## Task instructions:
Reproduce all of the data that follows, character for character.

──────── Input records

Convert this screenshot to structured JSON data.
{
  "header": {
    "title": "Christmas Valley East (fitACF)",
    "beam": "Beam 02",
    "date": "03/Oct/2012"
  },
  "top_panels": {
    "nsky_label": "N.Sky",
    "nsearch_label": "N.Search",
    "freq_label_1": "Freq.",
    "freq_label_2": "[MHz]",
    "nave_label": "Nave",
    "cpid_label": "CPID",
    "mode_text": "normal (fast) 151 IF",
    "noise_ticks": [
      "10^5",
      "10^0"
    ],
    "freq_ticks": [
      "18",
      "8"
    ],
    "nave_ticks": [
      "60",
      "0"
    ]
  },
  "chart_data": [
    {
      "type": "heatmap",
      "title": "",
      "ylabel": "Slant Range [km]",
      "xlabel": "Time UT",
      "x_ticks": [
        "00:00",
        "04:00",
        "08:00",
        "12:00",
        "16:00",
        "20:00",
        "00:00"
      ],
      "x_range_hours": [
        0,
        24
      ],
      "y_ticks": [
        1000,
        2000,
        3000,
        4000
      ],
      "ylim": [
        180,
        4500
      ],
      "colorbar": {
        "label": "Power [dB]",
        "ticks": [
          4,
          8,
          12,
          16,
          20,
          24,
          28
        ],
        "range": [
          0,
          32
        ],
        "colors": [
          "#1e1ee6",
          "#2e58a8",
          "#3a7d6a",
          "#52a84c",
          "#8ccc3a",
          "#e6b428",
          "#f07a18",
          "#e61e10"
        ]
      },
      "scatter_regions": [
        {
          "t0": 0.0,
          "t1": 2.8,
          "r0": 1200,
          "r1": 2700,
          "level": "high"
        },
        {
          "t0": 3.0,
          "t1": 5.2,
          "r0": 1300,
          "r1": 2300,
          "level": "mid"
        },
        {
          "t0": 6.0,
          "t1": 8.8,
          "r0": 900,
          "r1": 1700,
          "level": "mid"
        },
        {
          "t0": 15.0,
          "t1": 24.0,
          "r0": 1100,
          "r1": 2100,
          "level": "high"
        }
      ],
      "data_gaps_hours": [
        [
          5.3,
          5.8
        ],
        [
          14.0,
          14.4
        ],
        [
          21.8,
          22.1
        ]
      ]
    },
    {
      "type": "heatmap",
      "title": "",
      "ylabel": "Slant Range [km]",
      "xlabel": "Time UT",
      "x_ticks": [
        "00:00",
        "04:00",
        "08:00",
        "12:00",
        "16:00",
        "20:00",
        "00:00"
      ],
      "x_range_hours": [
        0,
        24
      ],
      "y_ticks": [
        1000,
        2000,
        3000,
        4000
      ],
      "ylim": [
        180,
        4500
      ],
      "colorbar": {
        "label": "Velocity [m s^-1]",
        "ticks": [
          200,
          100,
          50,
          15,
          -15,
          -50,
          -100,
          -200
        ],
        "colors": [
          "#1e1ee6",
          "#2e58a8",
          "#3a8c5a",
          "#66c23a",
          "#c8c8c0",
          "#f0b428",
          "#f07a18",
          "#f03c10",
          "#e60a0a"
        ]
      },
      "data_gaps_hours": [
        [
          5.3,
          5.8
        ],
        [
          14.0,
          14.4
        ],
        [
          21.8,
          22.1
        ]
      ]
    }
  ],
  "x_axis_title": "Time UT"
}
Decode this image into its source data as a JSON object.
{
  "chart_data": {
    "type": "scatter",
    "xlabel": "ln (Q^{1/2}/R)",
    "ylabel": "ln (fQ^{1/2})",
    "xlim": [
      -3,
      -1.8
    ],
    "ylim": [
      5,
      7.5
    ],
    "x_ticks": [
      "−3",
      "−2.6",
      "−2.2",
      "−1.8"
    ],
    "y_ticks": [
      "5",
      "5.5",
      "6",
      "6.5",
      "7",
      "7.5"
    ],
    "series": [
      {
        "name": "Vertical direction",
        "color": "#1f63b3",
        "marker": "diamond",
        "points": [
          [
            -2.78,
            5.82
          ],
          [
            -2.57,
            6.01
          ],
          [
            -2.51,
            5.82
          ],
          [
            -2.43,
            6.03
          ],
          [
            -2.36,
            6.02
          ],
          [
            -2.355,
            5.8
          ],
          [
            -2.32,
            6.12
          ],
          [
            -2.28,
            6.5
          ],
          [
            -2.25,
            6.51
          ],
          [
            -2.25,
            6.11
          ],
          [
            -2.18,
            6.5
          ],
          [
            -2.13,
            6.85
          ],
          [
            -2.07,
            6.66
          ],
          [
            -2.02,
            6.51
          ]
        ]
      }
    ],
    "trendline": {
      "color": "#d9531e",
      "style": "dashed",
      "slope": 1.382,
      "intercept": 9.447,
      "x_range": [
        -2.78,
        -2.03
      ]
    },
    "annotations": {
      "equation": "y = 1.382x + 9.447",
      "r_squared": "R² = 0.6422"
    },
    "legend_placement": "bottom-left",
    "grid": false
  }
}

────────────────

## Output of the task:
Convert this screenshot to structured JSON data.
{
  "header": {
    "title": "Christmas Valley East (fitACF)",
    "beam": "Beam 02",
    "date": "03/Oct/2012"
  },
  "top_panels": {
    "nsky_label": "N.Sky",
    "nsearch_label": "N.Search",
    "freq_label_1": "Freq.",
    "freq_label_2": "[MHz]",
    "nave_label": "Nave",
    "cpid_label": "CPID",
    "mode_text": "normal (fast) 151 IF",
    "noise_ticks": [
      "10^5",
      "10^0"
    ],
    "freq_ticks": [
      "18",
      "8"
    ],
    "nave_ticks": [
      "60",
      "0"
    ]
  },
  "chart_data": [
    {
      "type": "heatmap",
      "title": "",
      "ylabel": "Slant Range [km]",
      "xlabel": "Time UT",
      "x_ticks": [
        "00:00",
        "04:00",
        "08:00",
        "12:00",
        "16:00",
        "20:00",
        "00:00"
      ],
      "x_range_hours": [
        0,
        24
      ],
      "y_ticks": [
        1000,
        2000,
        3000,
        4000
      ],
      "ylim": [
        180,
        4500
      ],
      "colorbar": {
        "label": "Power [dB]",
        "ticks": [
          4,
          8,
          12,
          16,
          20,
          24,
          28
        ],
        "range": [
          0,
          32
        ],
        "colors": [
          "#1e1ee6",
          "#2e58a8",
          "#3a7d6a",
          "#52a84c",
          "#8ccc3a",
          "#e6b428",
          "#f07a18",
          "#e61e10"
        ]
      },
      "scatter_regions": [
        {
          "t0": 0.0,
          "t1": 2.8,
          "r0": 1200,
          "r1": 2700,
          "level": "high"
        },
        {
          "t0": 3.0,
          "t1": 5.2,
          "r0": 1300,
          "r1": 2300,
          "level": "mid"
        },
        {
          "t0": 6.0,
          "t1": 8.8,
          "r0": 900,
          "r1": 1700,
          "level": "mid"
        },
        {
          "t0": 15.0,
          "t1": 24.0,
          "r0": 1100,
          "r1": 2100,
          "level": "high"
        }
      ],
      "data_gaps_hours": [
        [
          5.3,
          5.8
        ],
        [
          14.0,
          14.4
        ],
        [
          21.8,
          22.1
        ]
      ]
    },
    {
      "type": "heatmap",
      "title": "",
      "ylabel": "Slant Range [km]",
      "xlabel": "Time UT",
      "x_ticks": [
        "00:00",
        "04:00",
        "08:00",
        "12:00",
        "16:00",
        "20:00",
        "00:00"
      ],
      "x_range_hours": [
        0,
        24
      ],
      "y_ticks": [
        1000,
        2000,
        3000,
        4000
      ],
      "ylim": [
        180,
        4500
      ],
      "colorbar": {
        "label": "Velocity [m s^-1]",
        "ticks": [
          200,
          100,
          50,
          15,
          -15,
          -50,
          -100,
          -200
        ],
        "colors": [
          "#1e1ee6",
          "#2e58a8",
          "#3a8c5a",
          "#66c23a",
          "#c8c8c0",
          "#f0b428",
          "#f07a18",
          "#f03c10",
          "#e60a0a"
        ]
      },
      "data_gaps_hours": [
        [
          5.3,
          5.8
        ],
        [
          14.0,
          14.4
        ],
        [
          21.8,
          22.1
        ]
      ]
    }
  ],
  "x_axis_title": "Time UT"
}
Decode this image into its source data as a JSON object.
{
  "chart_data": {
    "type": "scatter",
    "xlabel": "ln (Q^{1/2}/R)",
    "ylabel": "ln (fQ^{1/2})",
    "xlim": [
      -3,
      -1.8
    ],
    "ylim": [
      5,
      7.5
    ],
    "x_ticks": [
      "−3",
      "−2.6",
      "−2.2",
      "−1.8"
    ],
    "y_ticks": [
      "5",
      "5.5",
      "6",
      "6.5",
      "7",
      "7.5"
    ],
    "series": [
      {
        "name": "Vertical direction",
        "color": "#1f63b3",
        "marker": "diamond",
        "points": [
          [
            -2.78,
            5.82
          ],
          [
            -2.57,
            6.01
          ],
          [
            -2.51,
            5.82
          ],
          [
            -2.43,
            6.03
          ],
          [
            -2.36,
            6.02
          ],
          [
            -2.355,
            5.8
          ],
          [
            -2.32,
            6.12
          ],
          [
            -2.28,
            6.5
          ],
          [
            -2.25,
            6.51
          ],
          [
            -2.25,
            6.11
          ],
          [
            -2.18,
            6.5
          ],
          [
            -2.13,
            6.85
          ],
          [
            -2.07,
            6.66
          ],
          [
            -2.02,
            6.51
          ]
        ]
      }
    ],
    "trendline": {
      "color": "#d9531e",
      "style": "dashed",
      "slope": 1.382,
      "intercept": 9.447,
      "x_range": [
        -2.78,
        -2.03
      ]
    },
    "annotations": {
      "equation": "y = 1.382x + 9.447",
      "r_squared": "R² = 0.6422"
    },
    "legend_placement": "bottom-left",
    "grid": false
  }
}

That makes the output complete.